(INPUT ROWS)

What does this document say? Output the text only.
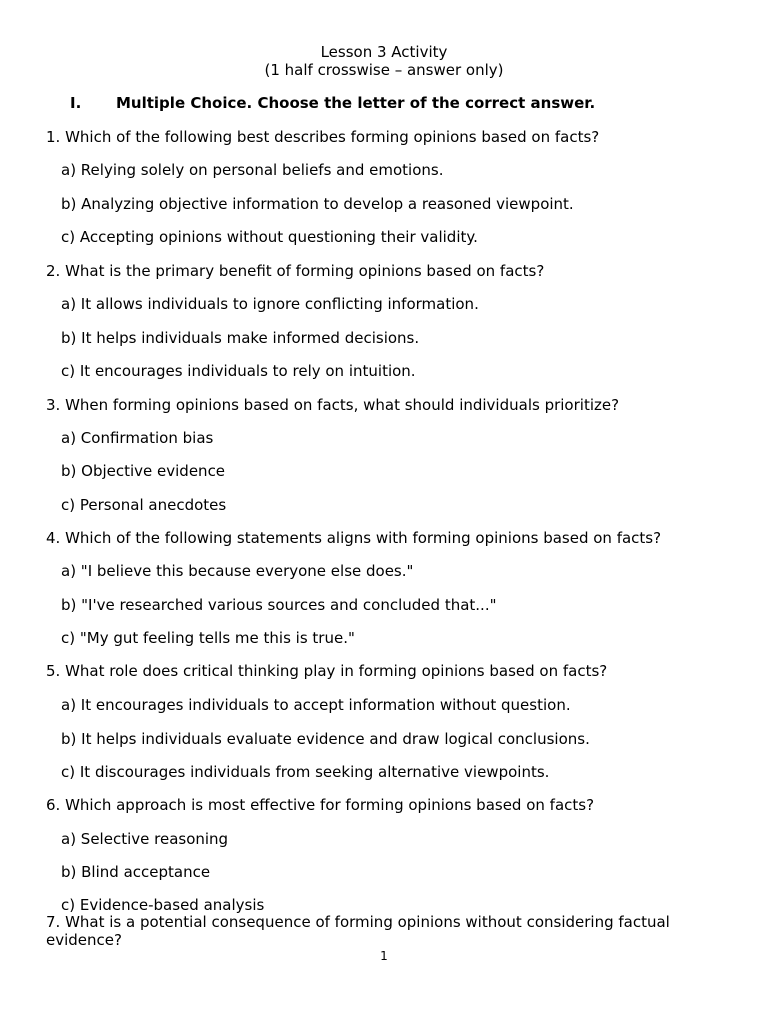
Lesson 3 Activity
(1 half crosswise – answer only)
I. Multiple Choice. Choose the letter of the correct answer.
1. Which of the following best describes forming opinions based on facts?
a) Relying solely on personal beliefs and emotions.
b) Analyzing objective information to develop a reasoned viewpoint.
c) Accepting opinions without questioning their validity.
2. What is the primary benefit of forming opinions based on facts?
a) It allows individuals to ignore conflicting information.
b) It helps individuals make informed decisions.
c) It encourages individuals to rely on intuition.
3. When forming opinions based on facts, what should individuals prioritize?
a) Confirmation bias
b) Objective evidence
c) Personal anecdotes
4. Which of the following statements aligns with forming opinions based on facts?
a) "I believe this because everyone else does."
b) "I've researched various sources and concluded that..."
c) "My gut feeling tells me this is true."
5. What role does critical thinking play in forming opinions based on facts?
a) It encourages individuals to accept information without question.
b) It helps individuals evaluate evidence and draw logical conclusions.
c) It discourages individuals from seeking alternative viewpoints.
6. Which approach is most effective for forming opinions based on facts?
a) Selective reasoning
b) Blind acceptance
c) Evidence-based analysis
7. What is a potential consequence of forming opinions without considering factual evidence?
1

(TASK INSTRUCTIONS)
Retype all of the entries exactly as written, leaving out any images.

(WRITTEN ANSWER)
What does this document say? Output the text only.
Lesson 3 Activity
(1 half crosswise – answer only)
I. Multiple Choice. Choose the letter of the correct answer.
1. Which of the following best describes forming opinions based on facts?
a) Relying solely on personal beliefs and emotions.
b) Analyzing objective information to develop a reasoned viewpoint.
c) Accepting opinions without questioning their validity.
2. What is the primary benefit of forming opinions based on facts?
a) It allows individuals to ignore conflicting information.
b) It helps individuals make informed decisions.
c) It encourages individuals to rely on intuition.
3. When forming opinions based on facts, what should individuals prioritize?
a) Confirmation bias
b) Objective evidence
c) Personal anecdotes
4. Which of the following statements aligns with forming opinions based on facts?
a) "I believe this because everyone else does."
b) "I've researched various sources and concluded that..."
c) "My gut feeling tells me this is true."
5. What role does critical thinking play in forming opinions based on facts?
a) It encourages individuals to accept information without question.
b) It helps individuals evaluate evidence and draw logical conclusions.
c) It discourages individuals from seeking alternative viewpoints.
6. Which approach is most effective for forming opinions based on facts?
a) Selective reasoning
b) Blind acceptance
c) Evidence-based analysis
7. What is a potential consequence of forming opinions without considering factual evidence?
1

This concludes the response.